>>>>

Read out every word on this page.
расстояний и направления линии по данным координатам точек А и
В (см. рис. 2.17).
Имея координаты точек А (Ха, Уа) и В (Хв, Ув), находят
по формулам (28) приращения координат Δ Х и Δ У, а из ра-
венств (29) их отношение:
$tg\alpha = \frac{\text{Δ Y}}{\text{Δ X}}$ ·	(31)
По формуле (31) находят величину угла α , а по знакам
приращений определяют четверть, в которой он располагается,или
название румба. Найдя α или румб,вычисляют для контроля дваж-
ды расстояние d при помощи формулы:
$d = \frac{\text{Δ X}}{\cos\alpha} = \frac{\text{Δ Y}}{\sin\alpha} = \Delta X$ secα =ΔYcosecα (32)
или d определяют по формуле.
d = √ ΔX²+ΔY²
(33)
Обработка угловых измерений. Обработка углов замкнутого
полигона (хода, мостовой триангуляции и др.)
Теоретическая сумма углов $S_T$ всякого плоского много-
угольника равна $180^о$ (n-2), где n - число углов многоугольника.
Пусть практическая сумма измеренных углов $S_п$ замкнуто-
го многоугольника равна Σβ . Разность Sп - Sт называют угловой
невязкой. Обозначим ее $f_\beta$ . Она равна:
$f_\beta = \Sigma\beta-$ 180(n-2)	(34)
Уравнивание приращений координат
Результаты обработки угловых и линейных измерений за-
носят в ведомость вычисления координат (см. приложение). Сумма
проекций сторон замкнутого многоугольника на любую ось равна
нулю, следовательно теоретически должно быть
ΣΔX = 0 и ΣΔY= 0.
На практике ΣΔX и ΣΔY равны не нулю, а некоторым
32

<<<<

### Stated goal:
Return every entry exactly as given.

### Answer to the exercise:
Read out every word on this page.
расстояний и направления линии по данным координатам точек А и
В (см. рис. 2.17).
Имея координаты точек А (Ха, Уа) и В (Хв, Ув), находят
по формулам (28) приращения координат Δ Х и Δ У, а из ра-
венств (29) их отношение:
$tg\alpha = \frac{\text{Δ Y}}{\text{Δ X}}$ ·	(31)
По формуле (31) находят величину угла α , а по знакам
приращений определяют четверть, в которой он располагается,или
название румба. Найдя α или румб,вычисляют для контроля дваж-
ды расстояние d при помощи формулы:
$d = \frac{\text{Δ X}}{\cos\alpha} = \frac{\text{Δ Y}}{\sin\alpha} = \Delta X$ secα =ΔYcosecα (32)
или d определяют по формуле.
d = √ ΔX²+ΔY²
(33)
Обработка угловых измерений. Обработка углов замкнутого
полигона (хода, мостовой триангуляции и др.)
Теоретическая сумма углов $S_T$ всякого плоского много-
угольника равна $180^о$ (n-2), где n - число углов многоугольника.
Пусть практическая сумма измеренных углов $S_п$ замкнуто-
го многоугольника равна Σβ . Разность Sп - Sт называют угловой
невязкой. Обозначим ее $f_\beta$ . Она равна:
$f_\beta = \Sigma\beta-$ 180(n-2)	(34)
Уравнивание приращений координат
Результаты обработки угловых и линейных измерений за-
носят в ведомость вычисления координат (см. приложение). Сумма
проекций сторон замкнутого многоугольника на любую ось равна
нулю, следовательно теоретически должно быть
ΣΔX = 0 и ΣΔY= 0.
На практике ΣΔX и ΣΔY равны не нулю, а некоторым
32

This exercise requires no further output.